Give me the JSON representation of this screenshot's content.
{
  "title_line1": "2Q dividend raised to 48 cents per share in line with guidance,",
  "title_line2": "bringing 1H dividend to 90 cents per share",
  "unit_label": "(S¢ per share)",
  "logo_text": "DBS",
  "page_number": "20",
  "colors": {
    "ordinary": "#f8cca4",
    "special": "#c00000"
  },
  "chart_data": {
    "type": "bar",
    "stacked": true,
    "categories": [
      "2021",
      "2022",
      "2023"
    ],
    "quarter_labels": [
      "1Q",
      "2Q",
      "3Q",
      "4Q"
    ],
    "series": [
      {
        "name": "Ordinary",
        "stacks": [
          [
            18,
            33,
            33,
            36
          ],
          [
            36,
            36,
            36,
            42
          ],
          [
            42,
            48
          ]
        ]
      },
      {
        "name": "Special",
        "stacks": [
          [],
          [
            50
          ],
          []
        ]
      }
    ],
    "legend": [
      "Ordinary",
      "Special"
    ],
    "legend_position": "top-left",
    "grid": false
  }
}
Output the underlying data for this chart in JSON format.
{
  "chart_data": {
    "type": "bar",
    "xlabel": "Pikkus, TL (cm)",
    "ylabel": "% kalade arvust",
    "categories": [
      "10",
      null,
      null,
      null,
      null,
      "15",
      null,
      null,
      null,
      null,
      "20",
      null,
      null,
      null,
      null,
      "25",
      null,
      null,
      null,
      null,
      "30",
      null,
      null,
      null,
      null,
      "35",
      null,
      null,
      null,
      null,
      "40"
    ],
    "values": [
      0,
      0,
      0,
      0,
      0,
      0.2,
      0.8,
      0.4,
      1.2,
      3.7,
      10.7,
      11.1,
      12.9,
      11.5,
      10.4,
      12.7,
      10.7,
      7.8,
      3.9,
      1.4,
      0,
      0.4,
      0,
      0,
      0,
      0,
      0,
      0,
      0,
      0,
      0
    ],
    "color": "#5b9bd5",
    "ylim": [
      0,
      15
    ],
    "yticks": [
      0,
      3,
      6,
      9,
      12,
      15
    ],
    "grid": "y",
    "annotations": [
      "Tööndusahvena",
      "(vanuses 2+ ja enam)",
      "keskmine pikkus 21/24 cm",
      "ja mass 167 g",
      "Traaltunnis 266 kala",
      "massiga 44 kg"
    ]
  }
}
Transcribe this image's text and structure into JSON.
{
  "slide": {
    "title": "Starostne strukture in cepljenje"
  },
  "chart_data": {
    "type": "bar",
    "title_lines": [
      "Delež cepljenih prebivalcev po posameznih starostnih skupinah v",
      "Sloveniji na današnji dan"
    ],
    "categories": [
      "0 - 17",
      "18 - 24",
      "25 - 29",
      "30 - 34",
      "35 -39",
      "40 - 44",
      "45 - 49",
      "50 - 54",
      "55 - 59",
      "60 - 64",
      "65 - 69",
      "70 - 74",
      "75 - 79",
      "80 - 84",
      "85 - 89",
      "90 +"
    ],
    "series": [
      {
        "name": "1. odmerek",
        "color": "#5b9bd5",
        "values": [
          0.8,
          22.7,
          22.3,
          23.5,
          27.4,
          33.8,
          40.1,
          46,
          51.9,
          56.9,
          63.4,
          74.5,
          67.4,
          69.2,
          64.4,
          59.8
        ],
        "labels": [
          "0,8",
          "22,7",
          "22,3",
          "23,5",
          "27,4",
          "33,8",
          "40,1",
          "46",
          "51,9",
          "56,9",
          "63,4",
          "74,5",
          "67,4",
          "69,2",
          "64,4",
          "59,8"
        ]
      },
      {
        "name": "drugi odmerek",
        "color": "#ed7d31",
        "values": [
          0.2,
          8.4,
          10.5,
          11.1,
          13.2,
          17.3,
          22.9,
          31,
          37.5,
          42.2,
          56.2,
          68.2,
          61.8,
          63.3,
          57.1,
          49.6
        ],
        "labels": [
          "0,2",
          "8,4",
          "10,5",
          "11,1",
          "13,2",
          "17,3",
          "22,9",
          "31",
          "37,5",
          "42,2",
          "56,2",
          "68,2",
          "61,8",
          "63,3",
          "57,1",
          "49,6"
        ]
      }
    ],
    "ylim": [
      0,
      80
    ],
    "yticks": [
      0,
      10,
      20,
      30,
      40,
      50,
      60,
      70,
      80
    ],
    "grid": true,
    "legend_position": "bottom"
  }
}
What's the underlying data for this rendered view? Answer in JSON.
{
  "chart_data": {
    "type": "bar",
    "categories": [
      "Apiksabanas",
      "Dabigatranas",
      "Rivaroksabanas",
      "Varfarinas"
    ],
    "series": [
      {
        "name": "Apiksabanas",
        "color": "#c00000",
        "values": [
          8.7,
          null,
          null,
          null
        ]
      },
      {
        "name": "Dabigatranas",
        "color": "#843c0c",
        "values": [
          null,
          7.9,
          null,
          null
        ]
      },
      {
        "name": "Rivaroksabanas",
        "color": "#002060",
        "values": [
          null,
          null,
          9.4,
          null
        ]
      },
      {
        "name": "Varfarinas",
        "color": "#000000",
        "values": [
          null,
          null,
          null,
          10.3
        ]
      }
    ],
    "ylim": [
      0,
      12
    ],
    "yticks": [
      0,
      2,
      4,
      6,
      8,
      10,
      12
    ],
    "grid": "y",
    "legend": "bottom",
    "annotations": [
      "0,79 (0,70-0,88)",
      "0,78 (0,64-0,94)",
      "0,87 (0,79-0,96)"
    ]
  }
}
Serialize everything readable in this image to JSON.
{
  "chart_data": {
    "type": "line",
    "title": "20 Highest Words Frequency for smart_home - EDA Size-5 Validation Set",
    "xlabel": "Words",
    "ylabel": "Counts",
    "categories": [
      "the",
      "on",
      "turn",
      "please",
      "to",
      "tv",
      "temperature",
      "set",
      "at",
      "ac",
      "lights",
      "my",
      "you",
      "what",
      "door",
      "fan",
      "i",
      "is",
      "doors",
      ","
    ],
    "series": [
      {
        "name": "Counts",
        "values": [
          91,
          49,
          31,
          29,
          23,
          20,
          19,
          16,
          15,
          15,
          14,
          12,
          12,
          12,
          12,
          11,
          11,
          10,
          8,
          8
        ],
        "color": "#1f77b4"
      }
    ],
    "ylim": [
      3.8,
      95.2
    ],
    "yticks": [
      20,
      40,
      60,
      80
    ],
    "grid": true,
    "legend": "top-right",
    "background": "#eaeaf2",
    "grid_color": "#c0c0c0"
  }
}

--

◆ **AIM**
Only the lines from the one that contains "Serialize everything readable" to the end of the data should be output, exactly as they appear.

◆ **EXERCISE SOLUTION**
Serialize everything readable in this image to JSON.
{
  "chart_data": {
    "type": "line",
    "title": "20 Highest Words Frequency for smart_home - EDA Size-5 Validation Set",
    "xlabel": "Words",
    "ylabel": "Counts",
    "categories": [
      "the",
      "on",
      "turn",
      "please",
      "to",
      "tv",
      "temperature",
      "set",
      "at",
      "ac",
      "lights",
      "my",
      "you",
      "what",
      "door",
      "fan",
      "i",
      "is",
      "doors",
      ","
    ],
    "series": [
      {
        "name": "Counts",
        "values": [
          91,
          49,
          31,
          29,
          23,
          20,
          19,
          16,
          15,
          15,
          14,
          12,
          12,
          12,
          12,
          11,
          11,
          10,
          8,
          8
        ],
        "color": "#1f77b4"
      }
    ],
    "ylim": [
      3.8,
      95.2
    ],
    "yticks": [
      20,
      40,
      60,
      80
    ],
    "grid": true,
    "legend": "top-right",
    "background": "#eaeaf2",
    "grid_color": "#c0c0c0"
  }
}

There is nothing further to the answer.